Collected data
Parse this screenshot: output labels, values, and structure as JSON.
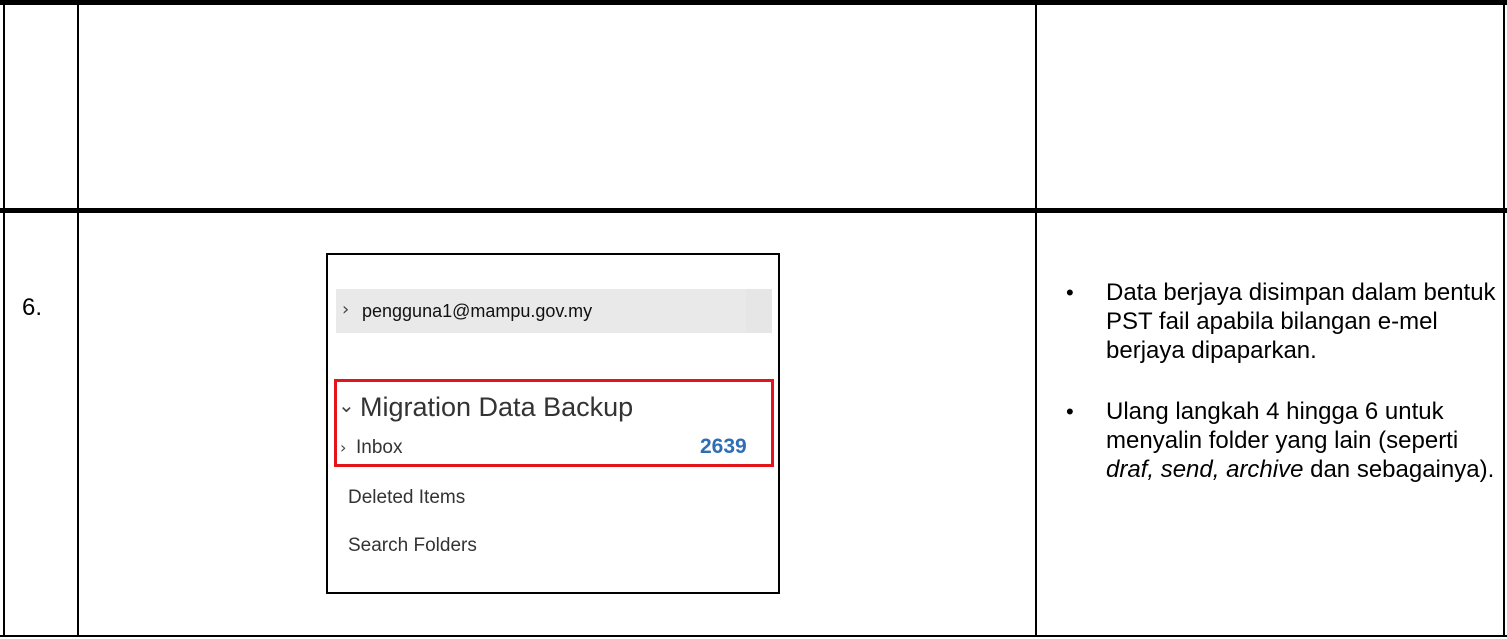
{
  "step": {
    "number": "6."
  },
  "screenshot": {
    "account": {
      "label": "pengguna1@mampu.gov.my",
      "icon": "chevron-right-icon"
    },
    "pst": {
      "label": "Migration Data Backup",
      "icon": "chevron-down-icon",
      "highlight_color": "#e3141a",
      "inbox": {
        "label": "Inbox",
        "count": "2639",
        "count_color": "#2f6db5",
        "icon": "chevron-right-icon"
      }
    },
    "folders": [
      {
        "label": "Deleted Items"
      },
      {
        "label": "Search Folders"
      }
    ]
  },
  "notes": [
    {
      "text": "Data berjaya disimpan dalam bentuk PST fail apabila bilangan e-mel berjaya dipaparkan."
    },
    {
      "text_before": "Ulang langkah 4 hingga 6 untuk menyalin folder yang lain (seperti ",
      "italic_1": "draf, send, archive",
      "text_after": " dan sebagainya)."
    }
  ]
}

### [Prompt]
Repeat the listing verbatim. Skip the pictures.

### [Task answer]
Parse this screenshot: output labels, values, and structure as JSON.
{
  "step": {
    "number": "6."
  },
  "screenshot": {
    "account": {
      "label": "pengguna1@mampu.gov.my",
      "icon": "chevron-right-icon"
    },
    "pst": {
      "label": "Migration Data Backup",
      "icon": "chevron-down-icon",
      "highlight_color": "#e3141a",
      "inbox": {
        "label": "Inbox",
        "count": "2639",
        "count_color": "#2f6db5",
        "icon": "chevron-right-icon"
      }
    },
    "folders": [
      {
        "label": "Deleted Items"
      },
      {
        "label": "Search Folders"
      }
    ]
  },
  "notes": [
    {
      "text": "Data berjaya disimpan dalam bentuk PST fail apabila bilangan e-mel berjaya dipaparkan."
    },
    {
      "text_before": "Ulang langkah 4 hingga 6 untuk menyalin folder yang lain (seperti ",
      "italic_1": "draf, send, archive",
      "text_after": " dan sebagainya)."
    }
  ]
}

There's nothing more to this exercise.